BRIEF: Every line holding the string "mínimo" should be gathered.

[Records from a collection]
%%

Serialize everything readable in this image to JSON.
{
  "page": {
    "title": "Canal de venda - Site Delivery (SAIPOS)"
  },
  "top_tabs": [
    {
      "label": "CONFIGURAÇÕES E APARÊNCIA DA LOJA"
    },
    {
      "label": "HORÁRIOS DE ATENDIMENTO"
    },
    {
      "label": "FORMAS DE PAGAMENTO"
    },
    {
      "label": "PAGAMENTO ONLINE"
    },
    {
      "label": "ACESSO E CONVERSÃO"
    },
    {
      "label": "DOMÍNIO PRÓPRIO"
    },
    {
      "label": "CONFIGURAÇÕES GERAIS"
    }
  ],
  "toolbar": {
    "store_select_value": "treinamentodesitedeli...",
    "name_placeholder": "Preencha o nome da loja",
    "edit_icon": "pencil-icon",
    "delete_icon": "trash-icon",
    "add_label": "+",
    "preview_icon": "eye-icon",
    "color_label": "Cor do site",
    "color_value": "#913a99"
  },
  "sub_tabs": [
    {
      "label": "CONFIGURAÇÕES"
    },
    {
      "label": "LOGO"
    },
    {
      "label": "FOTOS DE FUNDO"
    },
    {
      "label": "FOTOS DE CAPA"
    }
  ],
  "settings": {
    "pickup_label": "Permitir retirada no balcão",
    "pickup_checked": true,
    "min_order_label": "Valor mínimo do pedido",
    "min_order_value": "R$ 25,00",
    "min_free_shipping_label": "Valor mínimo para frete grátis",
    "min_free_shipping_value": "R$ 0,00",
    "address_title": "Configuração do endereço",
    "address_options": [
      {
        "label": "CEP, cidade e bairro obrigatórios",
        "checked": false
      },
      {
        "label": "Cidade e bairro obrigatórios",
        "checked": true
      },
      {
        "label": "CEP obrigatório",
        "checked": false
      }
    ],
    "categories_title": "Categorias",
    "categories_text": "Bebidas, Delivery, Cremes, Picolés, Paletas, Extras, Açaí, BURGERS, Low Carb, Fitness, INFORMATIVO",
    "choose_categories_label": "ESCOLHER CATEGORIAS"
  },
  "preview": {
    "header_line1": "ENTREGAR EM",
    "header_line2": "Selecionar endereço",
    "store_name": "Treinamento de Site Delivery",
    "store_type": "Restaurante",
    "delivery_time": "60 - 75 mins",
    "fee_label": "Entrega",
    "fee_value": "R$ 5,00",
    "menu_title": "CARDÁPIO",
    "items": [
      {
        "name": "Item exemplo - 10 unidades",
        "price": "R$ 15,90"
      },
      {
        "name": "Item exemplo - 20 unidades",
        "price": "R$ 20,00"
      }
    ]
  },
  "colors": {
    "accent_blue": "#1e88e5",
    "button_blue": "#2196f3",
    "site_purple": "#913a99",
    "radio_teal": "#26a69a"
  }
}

%%

REPLY TO THE TASK:
    "min_order_label": "Valor mínimo do pedido",
    "min_free_shipping_label": "Valor mínimo para frete grátis",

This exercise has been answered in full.